## Set problem
Give every line back verbatim, dropping all images.

◇ ◇ ◇ ◇ ◇ ◇ ◇

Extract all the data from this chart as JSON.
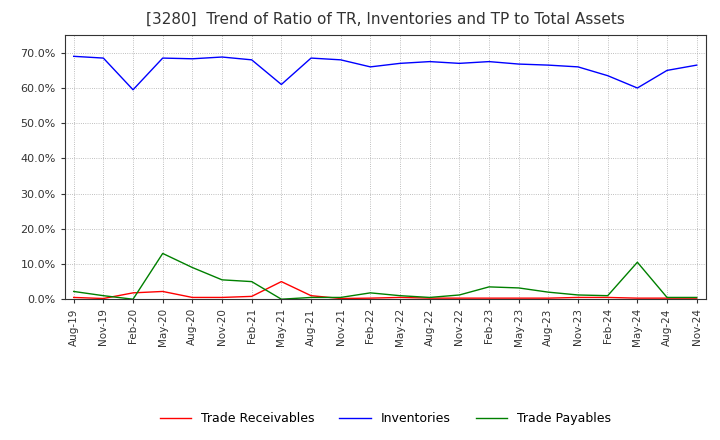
{
  "title": "[3280]  Trend of Ratio of TR, Inventories and TP to Total Assets",
  "x_labels": [
    "Aug-19",
    "Nov-19",
    "Feb-20",
    "May-20",
    "Aug-20",
    "Nov-20",
    "Feb-21",
    "May-21",
    "Aug-21",
    "Nov-21",
    "Feb-22",
    "May-22",
    "Aug-22",
    "Nov-22",
    "Feb-23",
    "May-23",
    "Aug-23",
    "Nov-23",
    "Feb-24",
    "May-24",
    "Aug-24",
    "Nov-24"
  ],
  "trade_receivables": [
    0.005,
    0.002,
    0.018,
    0.022,
    0.005,
    0.005,
    0.008,
    0.05,
    0.01,
    0.002,
    0.003,
    0.005,
    0.003,
    0.003,
    0.003,
    0.003,
    0.003,
    0.005,
    0.005,
    0.003,
    0.003,
    0.003
  ],
  "inventories": [
    0.69,
    0.685,
    0.595,
    0.685,
    0.683,
    0.688,
    0.68,
    0.61,
    0.685,
    0.68,
    0.66,
    0.67,
    0.675,
    0.67,
    0.675,
    0.668,
    0.665,
    0.66,
    0.635,
    0.6,
    0.65,
    0.665
  ],
  "trade_payables": [
    0.022,
    0.01,
    0.0,
    0.13,
    0.09,
    0.055,
    0.05,
    0.0,
    0.005,
    0.005,
    0.018,
    0.01,
    0.005,
    0.012,
    0.035,
    0.032,
    0.02,
    0.012,
    0.01,
    0.105,
    0.005,
    0.005
  ],
  "tr_color": "#ff0000",
  "inv_color": "#0000ff",
  "tp_color": "#008000",
  "ylim": [
    0.0,
    0.75
  ],
  "yticks": [
    0.0,
    0.1,
    0.2,
    0.3,
    0.4,
    0.5,
    0.6,
    0.7
  ],
  "ytick_labels": [
    "0.0%",
    "10.0%",
    "20.0%",
    "30.0%",
    "40.0%",
    "50.0%",
    "60.0%",
    "70.0%"
  ],
  "background_color": "#ffffff",
  "plot_bg_color": "#ffffff",
  "grid_color": "#aaaaaa",
  "title_fontsize": 11,
  "legend_labels": [
    "Trade Receivables",
    "Inventories",
    "Trade Payables"
  ]
}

◇ ◇ ◇ ◇ ◇ ◇ ◇

## Final result
Extract all the data from this chart as JSON.
{
  "title": "[3280]  Trend of Ratio of TR, Inventories and TP to Total Assets",
  "x_labels": [
    "Aug-19",
    "Nov-19",
    "Feb-20",
    "May-20",
    "Aug-20",
    "Nov-20",
    "Feb-21",
    "May-21",
    "Aug-21",
    "Nov-21",
    "Feb-22",
    "May-22",
    "Aug-22",
    "Nov-22",
    "Feb-23",
    "May-23",
    "Aug-23",
    "Nov-23",
    "Feb-24",
    "May-24",
    "Aug-24",
    "Nov-24"
  ],
  "trade_receivables": [
    0.005,
    0.002,
    0.018,
    0.022,
    0.005,
    0.005,
    0.008,
    0.05,
    0.01,
    0.002,
    0.003,
    0.005,
    0.003,
    0.003,
    0.003,
    0.003,
    0.003,
    0.005,
    0.005,
    0.003,
    0.003,
    0.003
  ],
  "inventories": [
    0.69,
    0.685,
    0.595,
    0.685,
    0.683,
    0.688,
    0.68,
    0.61,
    0.685,
    0.68,
    0.66,
    0.67,
    0.675,
    0.67,
    0.675,
    0.668,
    0.665,
    0.66,
    0.635,
    0.6,
    0.65,
    0.665
  ],
  "trade_payables": [
    0.022,
    0.01,
    0.0,
    0.13,
    0.09,
    0.055,
    0.05,
    0.0,
    0.005,
    0.005,
    0.018,
    0.01,
    0.005,
    0.012,
    0.035,
    0.032,
    0.02,
    0.012,
    0.01,
    0.105,
    0.005,
    0.005
  ],
  "tr_color": "#ff0000",
  "inv_color": "#0000ff",
  "tp_color": "#008000",
  "ylim": [
    0.0,
    0.75
  ],
  "yticks": [
    0.0,
    0.1,
    0.2,
    0.3,
    0.4,
    0.5,
    0.6,
    0.7
  ],
  "ytick_labels": [
    "0.0%",
    "10.0%",
    "20.0%",
    "30.0%",
    "40.0%",
    "50.0%",
    "60.0%",
    "70.0%"
  ],
  "background_color": "#ffffff",
  "plot_bg_color": "#ffffff",
  "grid_color": "#aaaaaa",
  "title_fontsize": 11,
  "legend_labels": [
    "Trade Receivables",
    "Inventories",
    "Trade Payables"
  ]
}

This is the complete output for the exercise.